Stated task
Write the material out again exactly as it stands.

Available data
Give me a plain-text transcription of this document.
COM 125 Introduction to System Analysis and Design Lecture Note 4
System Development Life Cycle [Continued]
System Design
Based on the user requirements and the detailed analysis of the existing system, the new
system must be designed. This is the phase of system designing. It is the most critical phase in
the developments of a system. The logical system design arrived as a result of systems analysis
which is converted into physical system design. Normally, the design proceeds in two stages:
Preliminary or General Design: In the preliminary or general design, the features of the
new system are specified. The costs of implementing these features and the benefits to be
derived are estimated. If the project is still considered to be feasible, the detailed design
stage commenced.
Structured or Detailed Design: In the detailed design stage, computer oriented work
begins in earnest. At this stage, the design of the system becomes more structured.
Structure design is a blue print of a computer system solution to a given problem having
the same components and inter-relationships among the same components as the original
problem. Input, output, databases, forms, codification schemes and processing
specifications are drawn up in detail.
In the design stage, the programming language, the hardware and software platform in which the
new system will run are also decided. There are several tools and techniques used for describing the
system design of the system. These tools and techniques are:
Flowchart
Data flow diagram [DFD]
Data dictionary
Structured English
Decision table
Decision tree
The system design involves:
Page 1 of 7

Exercise response
Give me a plain-text transcription of this document.
COM 125 Introduction to System Analysis and Design Lecture Note 4
System Development Life Cycle [Continued]
System Design
Based on the user requirements and the detailed analysis of the existing system, the new
system must be designed. This is the phase of system designing. It is the most critical phase in
the developments of a system. The logical system design arrived as a result of systems analysis
which is converted into physical system design. Normally, the design proceeds in two stages:
Preliminary or General Design: In the preliminary or general design, the features of the
new system are specified. The costs of implementing these features and the benefits to be
derived are estimated. If the project is still considered to be feasible, the detailed design
stage commenced.
Structured or Detailed Design: In the detailed design stage, computer oriented work
begins in earnest. At this stage, the design of the system becomes more structured.
Structure design is a blue print of a computer system solution to a given problem having
the same components and inter-relationships among the same components as the original
problem. Input, output, databases, forms, codification schemes and processing
specifications are drawn up in detail.
In the design stage, the programming language, the hardware and software platform in which the
new system will run are also decided. There are several tools and techniques used for describing the
system design of the system. These tools and techniques are:
Flowchart
Data flow diagram [DFD]
Data dictionary
Structured English
Decision table
Decision tree
The system design involves:
Page 1 of 7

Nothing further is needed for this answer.